All of the early and the latter May,
And through the windless heats of middle June,
Our green-armed brier held for us day by day,
The morning coolness till the afternoon;
And every bird that took his grateful share,
Sang with a heavenlier tongue than otherwhere.

Imagery of weddings, brides, the Queen of May, and pre-Christian traditions, such as the Maypole— often associated with fertility and with phallic symbolism—abound.

But I must gather knots of flowers and buds, and garlands gay,
For I'm to be Queen o' the May, mother, I'm to be Queen o' the May.
                                                                                   —Alfred, Lord Tennyson

Gerard Manley Hopkins’s “The May Magnificat” connects the tradition of the May queen with the Christian Mary, who, as Hopkins writes, is “mothering earth.”

May is Mary’s month, and I
Muse at that and wonder why …

When the “mighty mother” is asked, “What is Spring?,” her answer evokes the miraculous connection between spiritual and physical growth: “Growth in every thing.”

The danger with spring, as with any repeated miracle, is the possibility of taking it for granted. “Sweet April showers / Do spring May flowers,” writes Thomas Tusser in his instructional poem “A Hundred Good Points of Husbandry” (1557). However charming the raw innocence of the familiar couplet in its native habitat, centuries later, we may be tempted to shake off the miracle as a truism. Even love itself is not immune:

In the Spring a livelier iris changes on the burnish'd dove;
In the Spring a young man's fancy lightly turns to thoughts of love.
                                                                      —Tennyson, “Locksley Hall”

For poets who want to re-engage with the urgent reality of the season, one cure is to play against type—to temper cliché with the surprise of grief, humor, or pain. The assumption that joy is spring’s default emotion makes spring grief that much more shattering. In “Adonais,” written upon Keats’s death in 1821, Shelley achieves a quintessential spring elegy:

Grief made the young Spring wild, and she threw down
Her kindling buds, as if she Autumn were,
Or they dead leaves; since her delight is flown,
For whom should she have wak'd the sullen year?

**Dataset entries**
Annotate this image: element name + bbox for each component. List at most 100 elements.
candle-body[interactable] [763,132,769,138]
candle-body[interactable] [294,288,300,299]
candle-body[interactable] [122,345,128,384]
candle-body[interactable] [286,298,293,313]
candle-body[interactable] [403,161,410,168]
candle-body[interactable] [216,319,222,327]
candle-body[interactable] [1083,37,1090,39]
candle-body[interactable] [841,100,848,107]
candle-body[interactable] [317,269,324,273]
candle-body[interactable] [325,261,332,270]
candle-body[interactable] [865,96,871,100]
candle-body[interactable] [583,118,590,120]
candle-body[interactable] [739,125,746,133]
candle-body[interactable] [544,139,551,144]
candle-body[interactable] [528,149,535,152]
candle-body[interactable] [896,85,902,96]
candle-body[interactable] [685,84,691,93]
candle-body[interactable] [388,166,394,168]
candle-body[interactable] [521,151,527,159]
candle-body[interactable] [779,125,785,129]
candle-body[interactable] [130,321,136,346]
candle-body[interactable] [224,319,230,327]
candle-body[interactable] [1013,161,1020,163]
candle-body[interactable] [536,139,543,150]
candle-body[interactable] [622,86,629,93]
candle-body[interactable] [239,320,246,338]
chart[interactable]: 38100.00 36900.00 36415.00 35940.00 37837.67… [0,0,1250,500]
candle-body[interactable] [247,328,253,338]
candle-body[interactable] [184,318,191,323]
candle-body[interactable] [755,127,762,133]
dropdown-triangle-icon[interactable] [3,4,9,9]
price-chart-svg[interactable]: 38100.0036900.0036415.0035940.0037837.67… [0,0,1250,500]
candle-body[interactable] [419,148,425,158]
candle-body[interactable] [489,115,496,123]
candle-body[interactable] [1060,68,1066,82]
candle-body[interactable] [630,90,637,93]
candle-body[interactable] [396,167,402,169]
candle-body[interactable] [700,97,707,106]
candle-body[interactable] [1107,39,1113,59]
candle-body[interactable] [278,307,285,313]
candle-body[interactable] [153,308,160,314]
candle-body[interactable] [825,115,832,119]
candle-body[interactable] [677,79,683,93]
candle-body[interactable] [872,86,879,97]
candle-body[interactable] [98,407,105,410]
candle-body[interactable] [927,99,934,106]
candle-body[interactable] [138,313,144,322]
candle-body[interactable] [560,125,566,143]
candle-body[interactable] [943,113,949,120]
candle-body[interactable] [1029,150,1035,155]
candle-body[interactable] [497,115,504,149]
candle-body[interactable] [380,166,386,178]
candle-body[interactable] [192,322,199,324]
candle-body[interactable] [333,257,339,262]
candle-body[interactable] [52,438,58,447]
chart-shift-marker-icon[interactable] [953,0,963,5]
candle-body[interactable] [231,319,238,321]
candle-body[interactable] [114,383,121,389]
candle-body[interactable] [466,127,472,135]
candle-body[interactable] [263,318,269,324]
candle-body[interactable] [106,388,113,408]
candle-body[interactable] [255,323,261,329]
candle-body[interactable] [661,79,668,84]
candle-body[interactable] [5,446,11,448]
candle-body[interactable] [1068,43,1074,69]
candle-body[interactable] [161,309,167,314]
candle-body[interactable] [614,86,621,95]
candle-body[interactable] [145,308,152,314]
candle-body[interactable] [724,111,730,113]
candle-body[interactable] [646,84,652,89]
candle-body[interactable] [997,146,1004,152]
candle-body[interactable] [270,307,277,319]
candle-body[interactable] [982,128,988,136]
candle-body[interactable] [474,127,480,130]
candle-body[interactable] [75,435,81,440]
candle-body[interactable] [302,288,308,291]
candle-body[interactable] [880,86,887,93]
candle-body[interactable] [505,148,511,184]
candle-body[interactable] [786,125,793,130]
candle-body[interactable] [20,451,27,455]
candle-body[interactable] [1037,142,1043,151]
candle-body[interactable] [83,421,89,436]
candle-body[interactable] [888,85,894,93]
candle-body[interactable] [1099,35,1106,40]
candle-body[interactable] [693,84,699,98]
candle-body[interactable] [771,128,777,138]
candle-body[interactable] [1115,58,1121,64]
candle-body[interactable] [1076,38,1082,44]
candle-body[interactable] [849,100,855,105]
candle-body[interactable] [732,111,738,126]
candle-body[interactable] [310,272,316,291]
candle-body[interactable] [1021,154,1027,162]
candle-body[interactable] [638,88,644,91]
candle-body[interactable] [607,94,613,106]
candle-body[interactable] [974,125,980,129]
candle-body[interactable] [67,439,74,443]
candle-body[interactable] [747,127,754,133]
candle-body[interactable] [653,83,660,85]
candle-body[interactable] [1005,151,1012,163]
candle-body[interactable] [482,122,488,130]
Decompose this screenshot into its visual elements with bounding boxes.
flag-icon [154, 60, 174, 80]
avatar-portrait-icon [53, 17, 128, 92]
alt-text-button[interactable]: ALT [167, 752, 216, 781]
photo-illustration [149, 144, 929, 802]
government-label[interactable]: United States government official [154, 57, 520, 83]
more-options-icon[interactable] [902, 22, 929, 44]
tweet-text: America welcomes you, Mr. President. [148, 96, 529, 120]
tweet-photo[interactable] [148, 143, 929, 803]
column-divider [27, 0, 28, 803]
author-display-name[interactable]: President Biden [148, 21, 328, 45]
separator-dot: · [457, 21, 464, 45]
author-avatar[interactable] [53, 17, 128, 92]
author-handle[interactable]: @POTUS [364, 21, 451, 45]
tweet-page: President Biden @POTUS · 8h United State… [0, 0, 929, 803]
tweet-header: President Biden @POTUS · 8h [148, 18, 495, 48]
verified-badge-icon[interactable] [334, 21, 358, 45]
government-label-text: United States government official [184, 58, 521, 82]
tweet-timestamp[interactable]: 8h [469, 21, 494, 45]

**Exercise tasks**
a – Print the stretch of the spring poetry essay from "Grief made the" through "the sullen year?".
b – Please continue the spring poetry essay from the point where it stops.
This material comes from a separate source.

**Your written answers**
a –
Grief made the young Spring wild, and she threw down
Her kindling buds, as if she Autumn were,
Or they dead leaves; since her delight is flown,
For whom should she have wak'd the sullen year?

b –
A generation later, Whitman takes a subtler approach, weaving spring and mourning so tightly they seem inseparable in his elegy for Lincoln:

Ever-returning spring, trinity sure to me you bring,
Lilac blooming perennial and drooping star in the west,
And thought of him I love.

By the 20th century, had the bittersweet, ambivalent taste of spring mourning become too familiar for even passionate grief? Philip Larkin’s spring ennui in “The Trees” is laconic, jaded, but no less sad:

The trees are coming into leaf 
Like something almost being said; 
The recent buds relax and spread, 
Their greenness is a kind of grief. 

Robert Frost’s “Spring Pools” are even more energetically ominous. Summer is presented almost like a death; the pools “chill and shiver” and will “like the flowers beside them soon be gone,” sacrificed for the greater power of summer’s “dark foliage.” With spring’s shadow associations so firmly established, some 20th-century poets of spring have turned again to whimsy and humor. E.E. Cummings, in perhaps his most famous poem, made spring fresh and muddy by using a child’s perspective in “[in Just-]” and emphasizing smudges and balloons over birdsong and flowers. A spring haiku by Richard Wright is anchored with an unforgettable vignette:

Coming from the woods,
A bull has a lilac sprig
dangling from a horn.

And Countee Cullen brings in Keats to bolster his stance as a nature poet, using a light tone and playful rhyme to revel in both nature and poetic traditions in “To John Keats, Poet, at Spring Time:

Folks seeing me must think it strange
That merely spring should so derange
My mind. They do not know that you,
John Keats, keep revel with me, too.

In a situation that Camille T. Dungy has eloquently described and impressively addressed in her anthology Black Nature, African American poets have often been missing in conversations about nature in American nature poetry—a fact that adds poignant meaning to Cullen’s invocation of Keats. But Cullen’s feeling that in addressing spring, he is accompanied in spirit by poets of past traditions is one that it seems almost any poet who has experienced the season will be likely to share.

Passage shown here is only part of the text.